◆ Exercise description: Gather each line containing the string "ଆପଣମ" from these entries.

□ □ □

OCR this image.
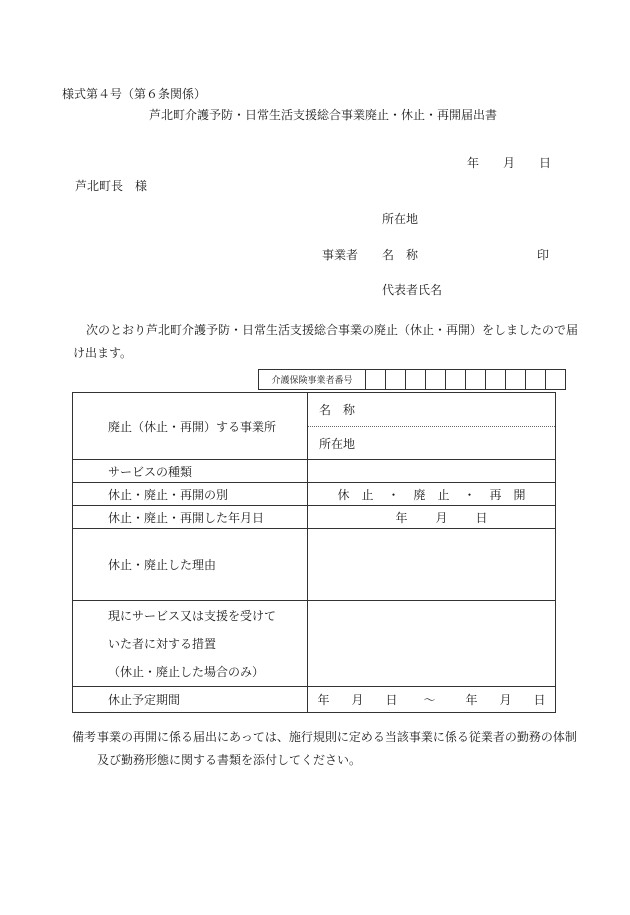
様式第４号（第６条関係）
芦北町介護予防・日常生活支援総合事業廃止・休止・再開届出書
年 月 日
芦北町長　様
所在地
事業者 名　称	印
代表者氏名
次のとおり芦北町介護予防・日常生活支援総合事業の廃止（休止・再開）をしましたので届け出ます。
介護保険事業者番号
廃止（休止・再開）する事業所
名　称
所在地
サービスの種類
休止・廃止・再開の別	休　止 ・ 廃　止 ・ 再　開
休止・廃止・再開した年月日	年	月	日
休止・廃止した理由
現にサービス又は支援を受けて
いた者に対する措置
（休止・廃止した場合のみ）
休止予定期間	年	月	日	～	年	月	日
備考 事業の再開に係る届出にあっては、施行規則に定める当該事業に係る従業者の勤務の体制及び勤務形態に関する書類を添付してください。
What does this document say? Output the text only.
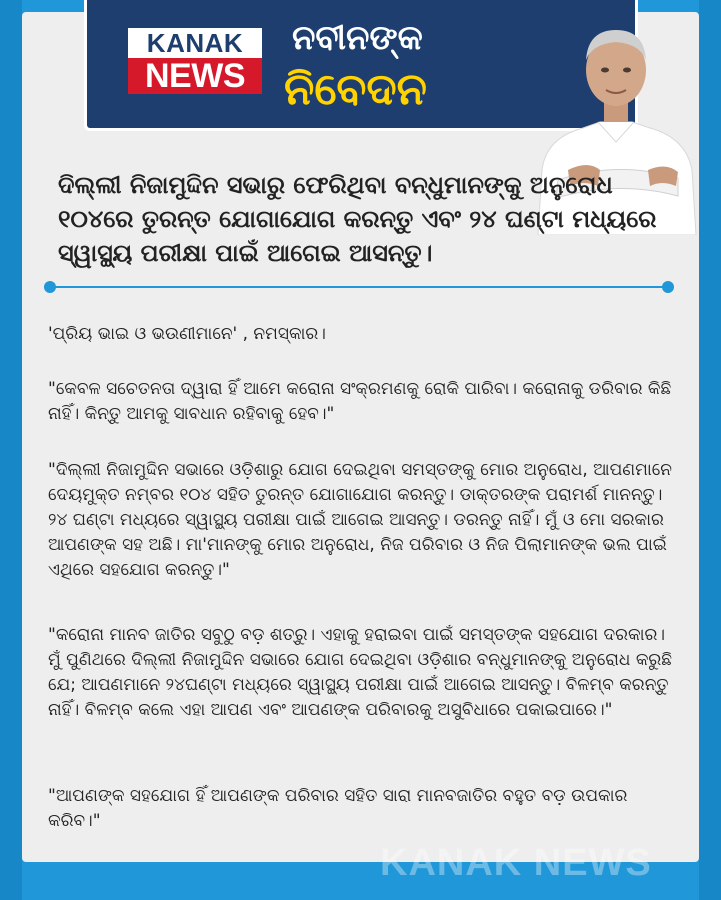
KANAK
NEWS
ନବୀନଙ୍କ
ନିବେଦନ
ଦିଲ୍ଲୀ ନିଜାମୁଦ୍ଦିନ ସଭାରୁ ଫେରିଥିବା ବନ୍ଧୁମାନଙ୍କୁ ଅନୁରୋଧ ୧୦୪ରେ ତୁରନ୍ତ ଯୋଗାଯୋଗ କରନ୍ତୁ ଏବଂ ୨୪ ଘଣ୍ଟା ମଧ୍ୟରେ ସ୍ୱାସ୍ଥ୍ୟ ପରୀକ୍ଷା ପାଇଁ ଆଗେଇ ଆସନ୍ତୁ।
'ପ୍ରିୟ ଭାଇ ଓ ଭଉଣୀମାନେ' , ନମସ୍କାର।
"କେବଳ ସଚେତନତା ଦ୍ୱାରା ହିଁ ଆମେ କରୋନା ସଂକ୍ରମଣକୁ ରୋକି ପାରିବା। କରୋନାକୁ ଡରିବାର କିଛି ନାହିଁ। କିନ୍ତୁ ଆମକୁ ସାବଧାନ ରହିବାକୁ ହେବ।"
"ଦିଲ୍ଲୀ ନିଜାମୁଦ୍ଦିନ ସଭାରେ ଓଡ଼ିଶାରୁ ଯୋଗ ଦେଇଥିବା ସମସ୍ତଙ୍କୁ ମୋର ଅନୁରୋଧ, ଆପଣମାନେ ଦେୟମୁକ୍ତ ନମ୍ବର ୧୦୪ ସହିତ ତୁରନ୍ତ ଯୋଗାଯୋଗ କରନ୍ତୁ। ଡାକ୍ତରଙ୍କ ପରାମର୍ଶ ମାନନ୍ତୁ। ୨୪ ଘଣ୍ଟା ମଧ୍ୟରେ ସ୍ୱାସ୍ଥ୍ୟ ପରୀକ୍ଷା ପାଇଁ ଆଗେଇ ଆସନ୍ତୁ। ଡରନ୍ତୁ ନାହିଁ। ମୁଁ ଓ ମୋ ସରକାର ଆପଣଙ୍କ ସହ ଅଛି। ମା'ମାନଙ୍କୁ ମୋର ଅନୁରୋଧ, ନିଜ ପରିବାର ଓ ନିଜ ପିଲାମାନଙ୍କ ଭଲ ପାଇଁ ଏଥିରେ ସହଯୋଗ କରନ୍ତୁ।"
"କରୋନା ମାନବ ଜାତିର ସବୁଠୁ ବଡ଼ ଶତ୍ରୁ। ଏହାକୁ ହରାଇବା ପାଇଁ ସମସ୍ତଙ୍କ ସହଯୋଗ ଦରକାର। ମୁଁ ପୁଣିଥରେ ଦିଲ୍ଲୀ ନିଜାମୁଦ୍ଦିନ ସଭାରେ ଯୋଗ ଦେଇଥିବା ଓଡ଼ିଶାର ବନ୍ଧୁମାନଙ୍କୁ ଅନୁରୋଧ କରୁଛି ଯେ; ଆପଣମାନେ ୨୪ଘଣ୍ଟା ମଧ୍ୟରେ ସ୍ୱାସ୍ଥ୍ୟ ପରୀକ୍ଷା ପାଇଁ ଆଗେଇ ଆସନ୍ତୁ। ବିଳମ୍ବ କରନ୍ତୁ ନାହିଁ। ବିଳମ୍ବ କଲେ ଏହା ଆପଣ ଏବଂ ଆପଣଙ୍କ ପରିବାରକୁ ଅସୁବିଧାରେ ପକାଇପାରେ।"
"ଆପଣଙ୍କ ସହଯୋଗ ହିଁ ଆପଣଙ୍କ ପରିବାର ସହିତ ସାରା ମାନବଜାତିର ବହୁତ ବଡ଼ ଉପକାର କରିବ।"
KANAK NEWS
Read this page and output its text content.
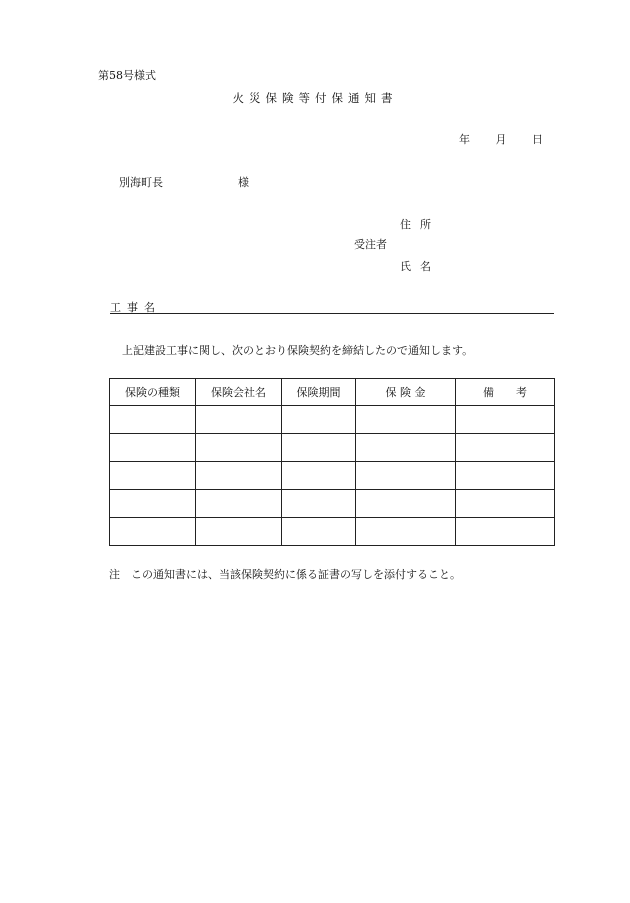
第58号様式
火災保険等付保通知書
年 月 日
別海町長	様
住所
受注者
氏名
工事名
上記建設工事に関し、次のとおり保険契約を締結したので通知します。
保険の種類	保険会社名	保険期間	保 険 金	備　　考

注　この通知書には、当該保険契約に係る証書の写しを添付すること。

□ □ □

◆ Exercise result:
"ଦିଲ୍ଲୀ ନିଜାମୁଦ୍ଦିନ ସଭାରେ ଓଡ଼ିଶାରୁ ଯୋଗ ଦେଇଥିବା ସମସ୍ତଙ୍କୁ ମୋର ଅନୁରୋଧ, ଆପଣମାନେ ଦେୟମୁକ୍ତ ନମ୍ବର ୧୦୪ ସହିତ ତୁରନ୍ତ ଯୋଗାଯୋଗ କରନ୍ତୁ। ଡାକ୍ତରଙ୍କ ପରାମର୍ଶ ମାନନ୍ତୁ। ୨୪ ଘଣ୍ଟା ମଧ୍ୟରେ ସ୍ୱାସ୍ଥ୍ୟ ପରୀକ୍ଷା ପାଇଁ ଆଗେଇ ଆସନ୍ତୁ। ଡରନ୍ତୁ ନାହିଁ। ମୁଁ ଓ ମୋ ସରକାର ଆପଣଙ୍କ ସହ ଅଛି। ମା'ମାନଙ୍କୁ ମୋର ଅନୁରୋଧ, ନିଜ ପରିବାର ଓ ନିଜ ପିଲାମାନଙ୍କ ଭଲ ପାଇଁ ଏଥିରେ ସହଯୋଗ କରନ୍ତୁ।"
"କରୋନା ମାନବ ଜାତିର ସବୁଠୁ ବଡ଼ ଶତ୍ରୁ। ଏହାକୁ ହରାଇବା ପାଇଁ ସମସ୍ତଙ୍କ ସହଯୋଗ ଦରକାର। ମୁଁ ପୁଣିଥରେ ଦିଲ୍ଲୀ ନିଜାମୁଦ୍ଦିନ ସଭାରେ ଯୋଗ ଦେଇଥିବା ଓଡ଼ିଶାର ବନ୍ଧୁମାନଙ୍କୁ ଅନୁରୋଧ କରୁଛି ଯେ; ଆପଣମାନେ ୨୪ଘଣ୍ଟା ମଧ୍ୟରେ ସ୍ୱାସ୍ଥ୍ୟ ପରୀକ୍ଷା ପାଇଁ ଆଗେଇ ଆସନ୍ତୁ। ବିଳମ୍ବ କରନ୍ତୁ ନାହିଁ। ବିଳମ୍ବ କଲେ ଏହା ଆପଣ ଏବଂ ଆପଣଙ୍କ ପରିବାରକୁ ଅସୁବିଧାରେ ପକାଇପାରେ।"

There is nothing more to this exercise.